GIVEN INSTRUCTION
Answer with nothing but the number of lines that include the word "name".

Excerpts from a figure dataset
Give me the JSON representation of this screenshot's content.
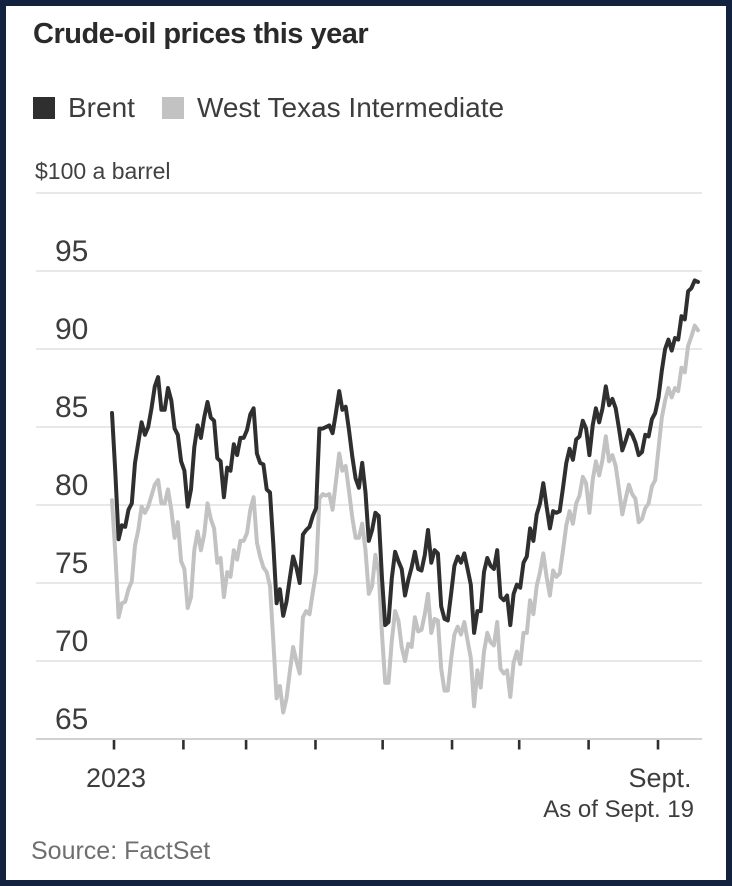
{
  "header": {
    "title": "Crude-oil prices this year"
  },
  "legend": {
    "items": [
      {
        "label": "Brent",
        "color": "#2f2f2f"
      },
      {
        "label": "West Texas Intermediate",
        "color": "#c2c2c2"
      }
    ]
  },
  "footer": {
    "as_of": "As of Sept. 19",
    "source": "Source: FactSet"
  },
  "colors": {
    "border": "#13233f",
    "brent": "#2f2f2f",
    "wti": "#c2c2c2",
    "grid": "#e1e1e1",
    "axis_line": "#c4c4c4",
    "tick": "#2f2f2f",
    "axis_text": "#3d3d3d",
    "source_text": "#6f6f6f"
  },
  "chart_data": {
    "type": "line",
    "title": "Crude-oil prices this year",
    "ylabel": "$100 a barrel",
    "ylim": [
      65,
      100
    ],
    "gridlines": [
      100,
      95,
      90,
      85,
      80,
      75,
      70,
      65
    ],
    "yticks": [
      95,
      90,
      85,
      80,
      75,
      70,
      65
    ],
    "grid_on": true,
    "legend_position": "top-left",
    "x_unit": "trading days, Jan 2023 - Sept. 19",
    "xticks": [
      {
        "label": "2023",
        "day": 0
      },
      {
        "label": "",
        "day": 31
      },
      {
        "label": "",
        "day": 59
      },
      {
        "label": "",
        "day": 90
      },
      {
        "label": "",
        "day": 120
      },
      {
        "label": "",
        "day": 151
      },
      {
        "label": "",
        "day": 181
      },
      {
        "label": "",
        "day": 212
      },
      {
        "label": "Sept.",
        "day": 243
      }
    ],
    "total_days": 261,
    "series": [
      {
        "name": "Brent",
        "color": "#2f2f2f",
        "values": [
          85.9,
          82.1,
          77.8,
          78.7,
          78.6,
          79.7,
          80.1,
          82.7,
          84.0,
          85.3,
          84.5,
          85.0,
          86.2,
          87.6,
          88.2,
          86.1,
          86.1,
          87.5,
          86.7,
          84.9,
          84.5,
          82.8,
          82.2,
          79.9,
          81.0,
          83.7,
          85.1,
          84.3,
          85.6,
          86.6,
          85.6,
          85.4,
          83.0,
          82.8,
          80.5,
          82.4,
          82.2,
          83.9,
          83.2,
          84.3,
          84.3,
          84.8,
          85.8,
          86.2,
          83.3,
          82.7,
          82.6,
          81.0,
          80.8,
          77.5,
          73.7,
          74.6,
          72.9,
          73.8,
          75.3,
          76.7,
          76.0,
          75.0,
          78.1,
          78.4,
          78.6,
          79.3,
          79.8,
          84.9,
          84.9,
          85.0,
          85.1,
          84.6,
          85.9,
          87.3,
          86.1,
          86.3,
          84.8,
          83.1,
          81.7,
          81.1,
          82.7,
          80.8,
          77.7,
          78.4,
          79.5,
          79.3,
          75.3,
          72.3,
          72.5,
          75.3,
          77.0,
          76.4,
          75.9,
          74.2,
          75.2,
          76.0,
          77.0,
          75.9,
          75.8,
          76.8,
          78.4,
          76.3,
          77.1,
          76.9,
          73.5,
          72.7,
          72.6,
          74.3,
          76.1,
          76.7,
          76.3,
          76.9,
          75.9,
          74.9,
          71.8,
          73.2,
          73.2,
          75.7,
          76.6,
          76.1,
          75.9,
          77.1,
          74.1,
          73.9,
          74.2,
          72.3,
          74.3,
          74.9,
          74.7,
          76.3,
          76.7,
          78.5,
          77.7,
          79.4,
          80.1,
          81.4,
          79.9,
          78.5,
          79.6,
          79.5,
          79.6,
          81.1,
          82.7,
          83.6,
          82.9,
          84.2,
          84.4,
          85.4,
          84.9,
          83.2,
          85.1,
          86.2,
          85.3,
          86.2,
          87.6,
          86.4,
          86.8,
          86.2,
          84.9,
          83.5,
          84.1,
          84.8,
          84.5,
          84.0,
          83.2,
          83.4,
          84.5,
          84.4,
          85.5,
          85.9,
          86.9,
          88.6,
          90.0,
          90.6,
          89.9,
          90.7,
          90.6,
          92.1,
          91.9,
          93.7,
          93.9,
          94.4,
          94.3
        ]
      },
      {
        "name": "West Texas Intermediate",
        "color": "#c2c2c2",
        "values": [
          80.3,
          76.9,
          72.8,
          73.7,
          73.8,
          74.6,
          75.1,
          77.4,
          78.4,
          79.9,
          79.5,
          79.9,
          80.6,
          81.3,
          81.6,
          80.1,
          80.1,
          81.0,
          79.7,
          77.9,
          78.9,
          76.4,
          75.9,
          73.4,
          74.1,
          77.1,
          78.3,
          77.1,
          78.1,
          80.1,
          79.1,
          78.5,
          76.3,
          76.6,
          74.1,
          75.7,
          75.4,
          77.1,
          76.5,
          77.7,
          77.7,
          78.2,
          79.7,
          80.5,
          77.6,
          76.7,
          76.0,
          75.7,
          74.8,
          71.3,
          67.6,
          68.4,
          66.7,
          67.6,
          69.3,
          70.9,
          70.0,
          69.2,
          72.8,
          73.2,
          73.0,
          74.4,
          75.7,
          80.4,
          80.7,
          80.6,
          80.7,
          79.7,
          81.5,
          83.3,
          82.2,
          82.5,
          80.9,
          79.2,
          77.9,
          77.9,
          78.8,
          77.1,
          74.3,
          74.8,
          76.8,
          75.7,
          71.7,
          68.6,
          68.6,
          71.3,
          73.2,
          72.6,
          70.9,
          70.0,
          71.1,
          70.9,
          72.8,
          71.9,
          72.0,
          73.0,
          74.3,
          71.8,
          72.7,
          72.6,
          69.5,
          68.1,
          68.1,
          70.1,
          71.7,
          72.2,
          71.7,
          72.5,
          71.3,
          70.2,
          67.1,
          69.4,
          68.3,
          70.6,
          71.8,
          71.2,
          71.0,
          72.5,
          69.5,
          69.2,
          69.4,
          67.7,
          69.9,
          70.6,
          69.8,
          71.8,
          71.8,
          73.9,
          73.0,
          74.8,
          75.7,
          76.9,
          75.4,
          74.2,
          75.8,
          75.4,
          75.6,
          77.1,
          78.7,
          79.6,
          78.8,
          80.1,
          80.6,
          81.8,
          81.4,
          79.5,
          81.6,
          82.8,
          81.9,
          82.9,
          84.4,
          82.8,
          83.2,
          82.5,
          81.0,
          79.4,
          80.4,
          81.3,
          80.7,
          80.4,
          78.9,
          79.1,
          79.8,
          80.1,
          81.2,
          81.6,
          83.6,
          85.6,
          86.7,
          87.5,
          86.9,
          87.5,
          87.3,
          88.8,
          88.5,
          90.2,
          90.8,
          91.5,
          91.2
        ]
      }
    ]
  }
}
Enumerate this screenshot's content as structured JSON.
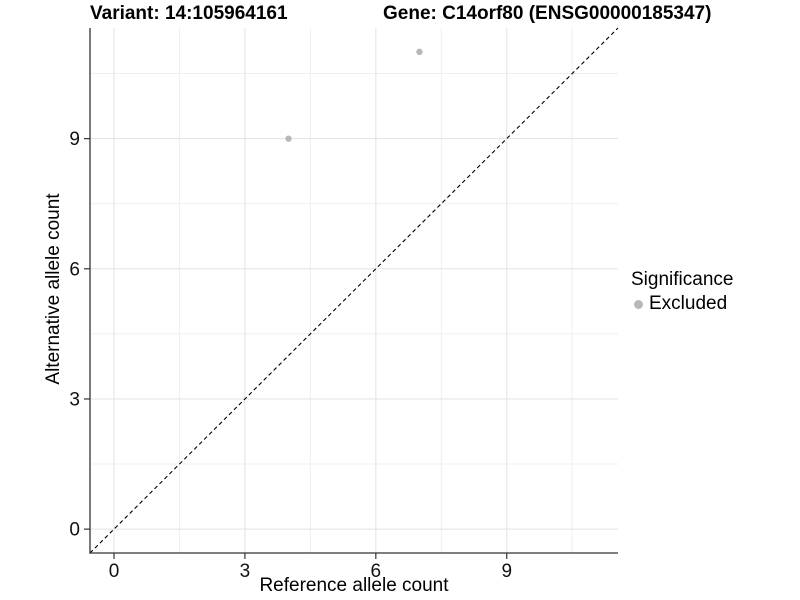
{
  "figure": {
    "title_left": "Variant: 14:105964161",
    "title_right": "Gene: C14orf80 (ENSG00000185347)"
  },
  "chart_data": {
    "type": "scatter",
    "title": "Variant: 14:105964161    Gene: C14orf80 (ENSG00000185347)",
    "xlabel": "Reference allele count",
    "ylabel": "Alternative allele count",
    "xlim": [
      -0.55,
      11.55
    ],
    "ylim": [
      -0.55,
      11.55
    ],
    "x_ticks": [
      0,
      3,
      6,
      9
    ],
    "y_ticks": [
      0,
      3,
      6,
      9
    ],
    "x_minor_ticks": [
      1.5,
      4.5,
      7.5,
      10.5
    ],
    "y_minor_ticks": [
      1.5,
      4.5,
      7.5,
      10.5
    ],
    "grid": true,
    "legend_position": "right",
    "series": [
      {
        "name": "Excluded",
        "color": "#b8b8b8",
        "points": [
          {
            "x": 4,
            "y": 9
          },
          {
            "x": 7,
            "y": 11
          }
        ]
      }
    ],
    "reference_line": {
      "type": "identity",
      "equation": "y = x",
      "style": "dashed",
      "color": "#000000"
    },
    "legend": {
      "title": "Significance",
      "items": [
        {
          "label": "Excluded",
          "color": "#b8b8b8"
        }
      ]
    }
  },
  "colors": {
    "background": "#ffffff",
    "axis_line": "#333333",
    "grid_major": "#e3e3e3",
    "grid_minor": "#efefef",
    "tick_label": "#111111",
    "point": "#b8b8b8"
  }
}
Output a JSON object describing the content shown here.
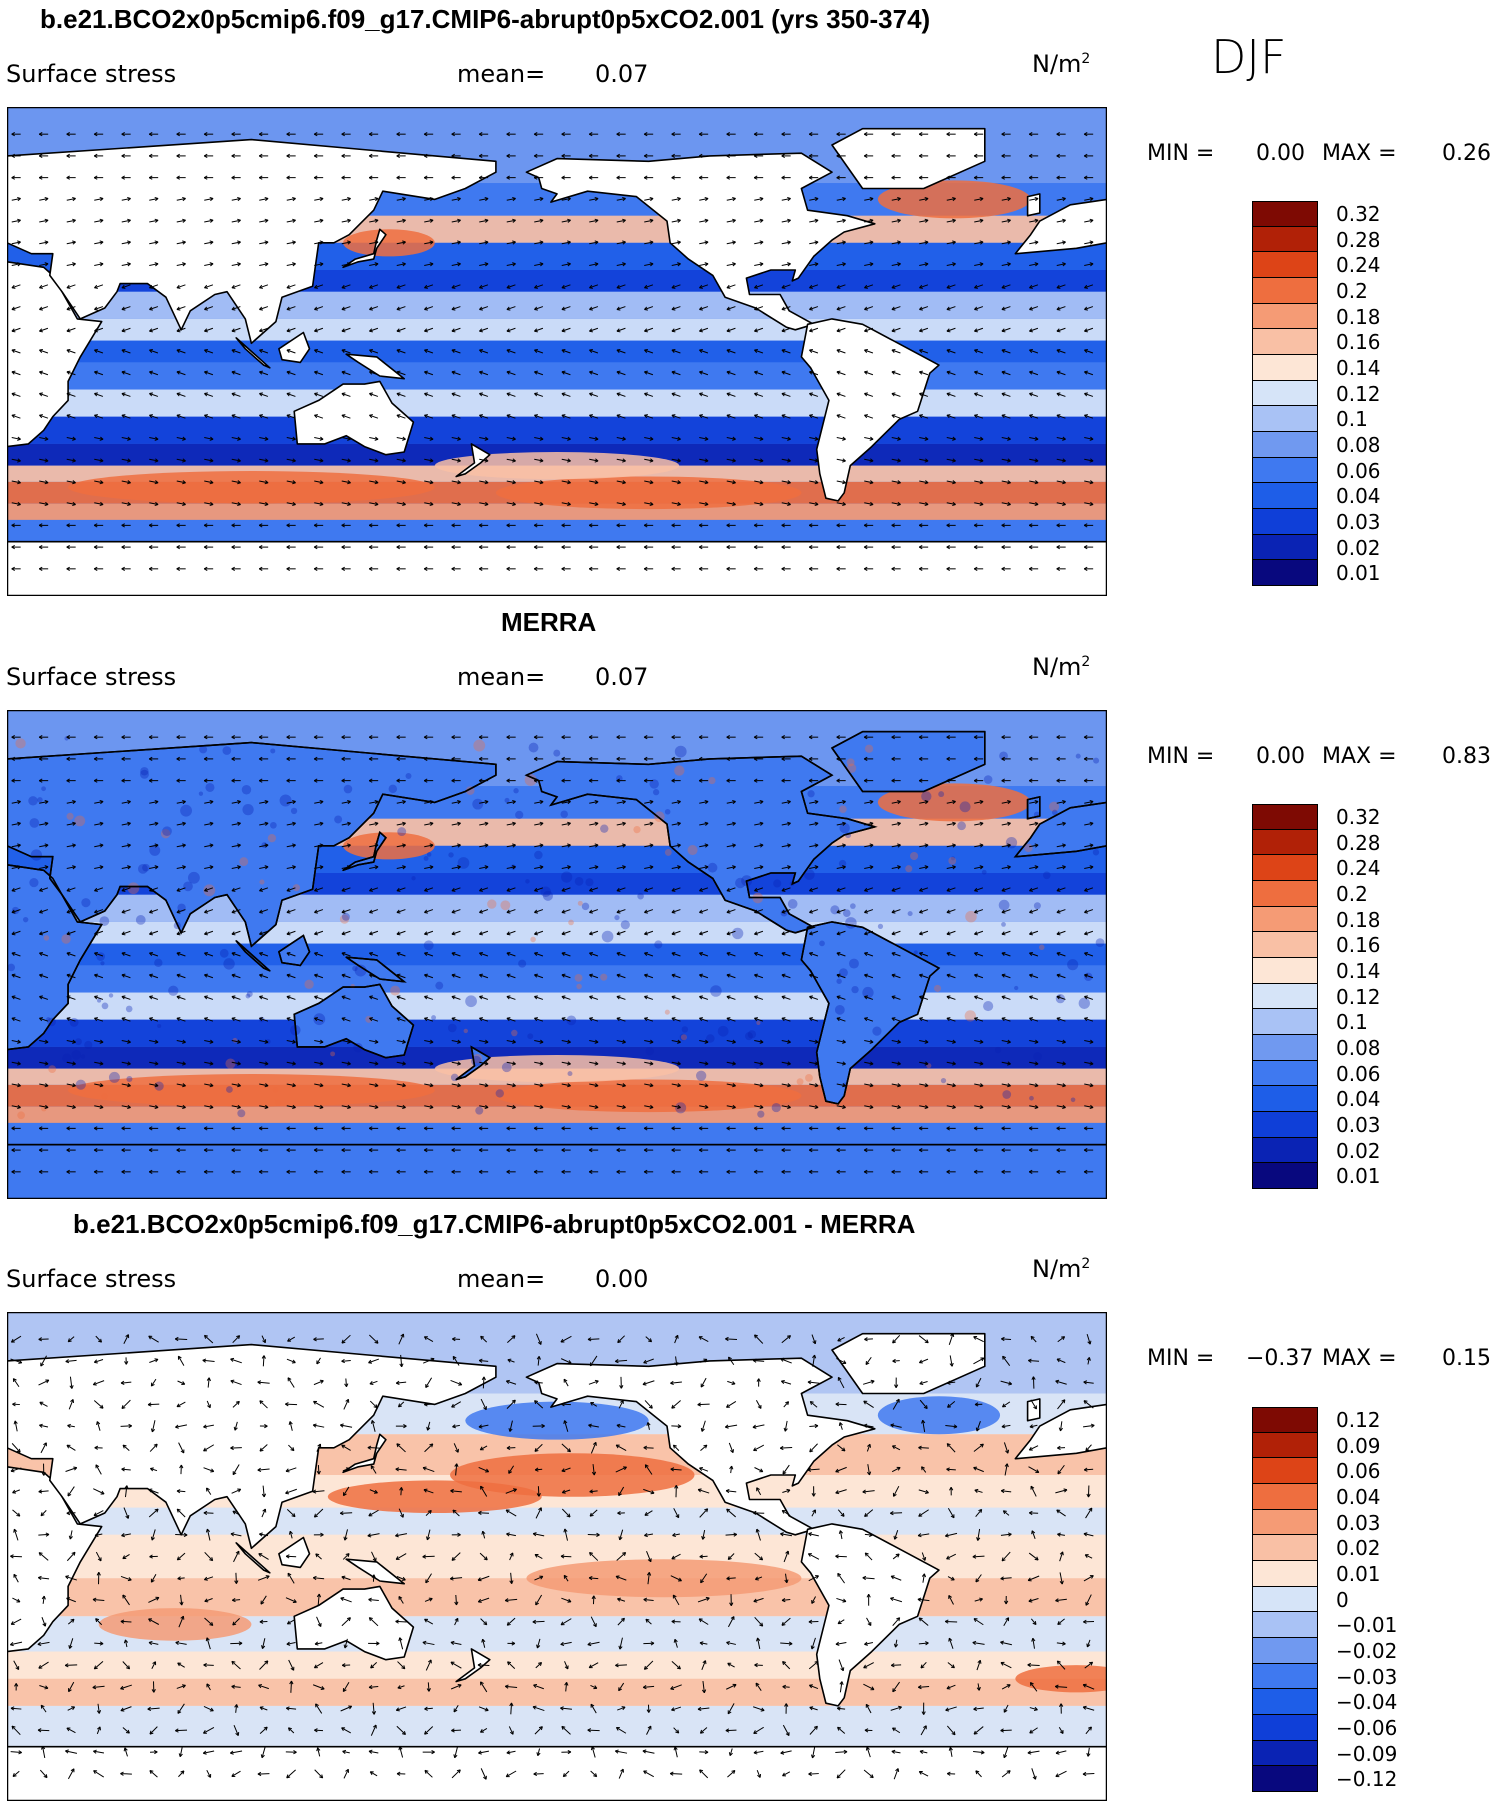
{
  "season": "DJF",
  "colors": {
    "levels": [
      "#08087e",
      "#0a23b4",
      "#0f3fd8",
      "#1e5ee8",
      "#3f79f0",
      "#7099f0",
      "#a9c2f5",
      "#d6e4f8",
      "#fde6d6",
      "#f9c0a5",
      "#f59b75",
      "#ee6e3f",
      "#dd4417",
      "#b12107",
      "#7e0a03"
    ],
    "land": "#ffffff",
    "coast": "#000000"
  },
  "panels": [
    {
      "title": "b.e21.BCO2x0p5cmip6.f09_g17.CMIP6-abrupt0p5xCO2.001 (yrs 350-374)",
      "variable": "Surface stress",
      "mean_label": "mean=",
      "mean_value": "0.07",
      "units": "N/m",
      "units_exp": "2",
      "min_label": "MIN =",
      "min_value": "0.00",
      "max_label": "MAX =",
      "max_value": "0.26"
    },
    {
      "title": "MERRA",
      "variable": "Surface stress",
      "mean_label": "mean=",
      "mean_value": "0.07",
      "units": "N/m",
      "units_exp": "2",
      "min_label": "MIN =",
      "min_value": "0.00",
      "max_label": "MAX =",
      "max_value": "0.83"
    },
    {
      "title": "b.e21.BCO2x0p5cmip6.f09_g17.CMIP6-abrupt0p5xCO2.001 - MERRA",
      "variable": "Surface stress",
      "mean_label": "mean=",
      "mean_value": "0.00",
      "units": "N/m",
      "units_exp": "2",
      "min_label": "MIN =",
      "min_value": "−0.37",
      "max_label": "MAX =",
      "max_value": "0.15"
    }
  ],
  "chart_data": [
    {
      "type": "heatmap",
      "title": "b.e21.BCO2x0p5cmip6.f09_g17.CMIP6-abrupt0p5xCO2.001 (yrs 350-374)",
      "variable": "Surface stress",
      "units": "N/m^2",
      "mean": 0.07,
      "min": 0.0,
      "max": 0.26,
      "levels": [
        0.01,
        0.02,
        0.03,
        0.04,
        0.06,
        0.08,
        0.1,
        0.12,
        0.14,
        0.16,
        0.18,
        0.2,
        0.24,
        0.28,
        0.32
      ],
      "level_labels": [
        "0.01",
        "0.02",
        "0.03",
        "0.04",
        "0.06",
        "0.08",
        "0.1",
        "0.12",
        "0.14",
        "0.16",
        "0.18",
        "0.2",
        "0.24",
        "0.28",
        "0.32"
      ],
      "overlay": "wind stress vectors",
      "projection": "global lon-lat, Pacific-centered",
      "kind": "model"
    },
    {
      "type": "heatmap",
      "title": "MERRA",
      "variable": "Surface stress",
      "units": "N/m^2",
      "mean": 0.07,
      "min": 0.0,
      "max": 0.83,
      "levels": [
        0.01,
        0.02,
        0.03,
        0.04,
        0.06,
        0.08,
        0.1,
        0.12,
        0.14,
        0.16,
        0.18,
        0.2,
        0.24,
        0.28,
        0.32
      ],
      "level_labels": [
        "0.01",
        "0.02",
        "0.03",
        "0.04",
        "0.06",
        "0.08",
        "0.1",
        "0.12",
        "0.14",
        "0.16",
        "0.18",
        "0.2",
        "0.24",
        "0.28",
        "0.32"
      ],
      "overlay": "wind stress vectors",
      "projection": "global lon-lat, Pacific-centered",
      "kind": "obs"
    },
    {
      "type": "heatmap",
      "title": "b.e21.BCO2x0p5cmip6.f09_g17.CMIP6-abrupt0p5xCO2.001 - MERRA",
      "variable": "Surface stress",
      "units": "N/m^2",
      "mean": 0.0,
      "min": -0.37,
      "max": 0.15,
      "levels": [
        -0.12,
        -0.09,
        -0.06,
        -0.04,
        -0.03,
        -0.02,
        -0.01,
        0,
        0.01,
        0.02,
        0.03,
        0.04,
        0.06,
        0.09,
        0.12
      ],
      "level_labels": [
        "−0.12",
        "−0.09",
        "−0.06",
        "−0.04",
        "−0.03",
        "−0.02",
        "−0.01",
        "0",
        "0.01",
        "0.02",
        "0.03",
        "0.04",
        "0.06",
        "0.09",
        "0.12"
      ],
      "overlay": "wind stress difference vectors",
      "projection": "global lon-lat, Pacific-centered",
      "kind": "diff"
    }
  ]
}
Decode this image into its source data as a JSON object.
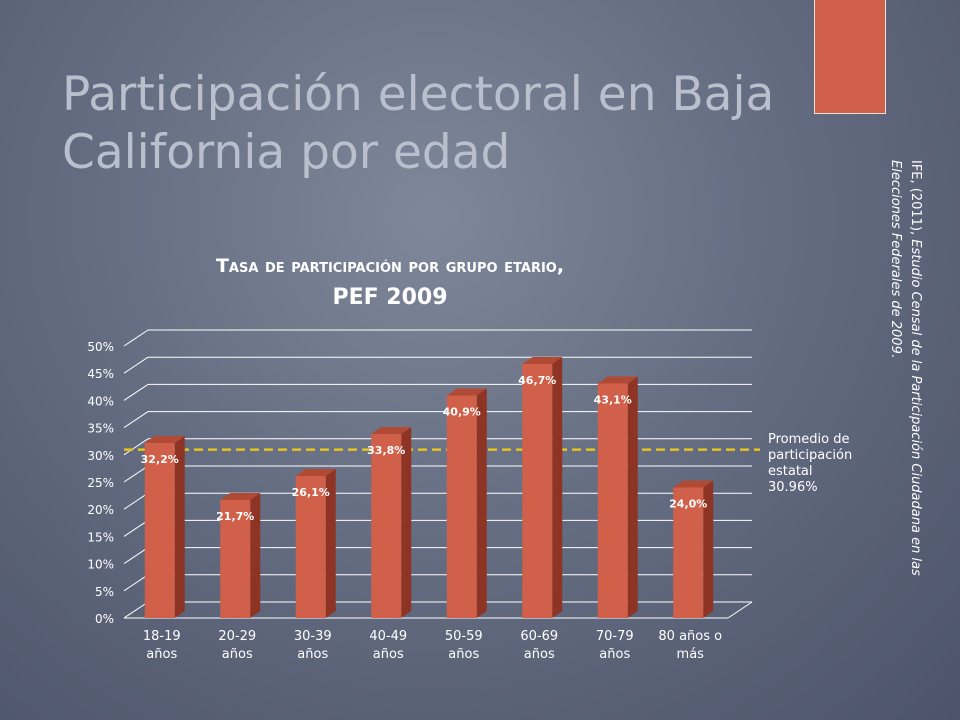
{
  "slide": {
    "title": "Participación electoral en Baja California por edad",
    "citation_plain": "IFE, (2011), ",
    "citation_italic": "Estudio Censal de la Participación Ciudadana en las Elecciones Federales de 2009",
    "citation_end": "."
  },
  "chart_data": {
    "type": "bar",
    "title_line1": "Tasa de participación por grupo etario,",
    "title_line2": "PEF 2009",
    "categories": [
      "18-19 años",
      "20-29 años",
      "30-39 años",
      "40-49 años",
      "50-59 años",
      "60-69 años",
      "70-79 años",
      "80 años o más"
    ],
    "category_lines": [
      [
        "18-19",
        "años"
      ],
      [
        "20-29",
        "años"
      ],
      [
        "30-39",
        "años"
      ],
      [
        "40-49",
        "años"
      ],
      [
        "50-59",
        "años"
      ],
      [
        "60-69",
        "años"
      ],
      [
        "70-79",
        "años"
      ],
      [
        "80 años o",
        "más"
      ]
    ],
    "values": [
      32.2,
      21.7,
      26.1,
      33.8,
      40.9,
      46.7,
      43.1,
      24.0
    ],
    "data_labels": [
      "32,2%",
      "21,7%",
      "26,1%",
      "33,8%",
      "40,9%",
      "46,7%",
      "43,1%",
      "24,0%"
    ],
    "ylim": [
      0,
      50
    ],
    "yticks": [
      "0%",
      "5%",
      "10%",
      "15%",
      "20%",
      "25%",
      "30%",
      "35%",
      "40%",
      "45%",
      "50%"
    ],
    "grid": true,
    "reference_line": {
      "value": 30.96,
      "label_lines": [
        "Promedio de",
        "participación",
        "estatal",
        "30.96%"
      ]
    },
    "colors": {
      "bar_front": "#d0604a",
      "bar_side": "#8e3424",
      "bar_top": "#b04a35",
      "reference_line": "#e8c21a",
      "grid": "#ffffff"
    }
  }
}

THE RESULT
3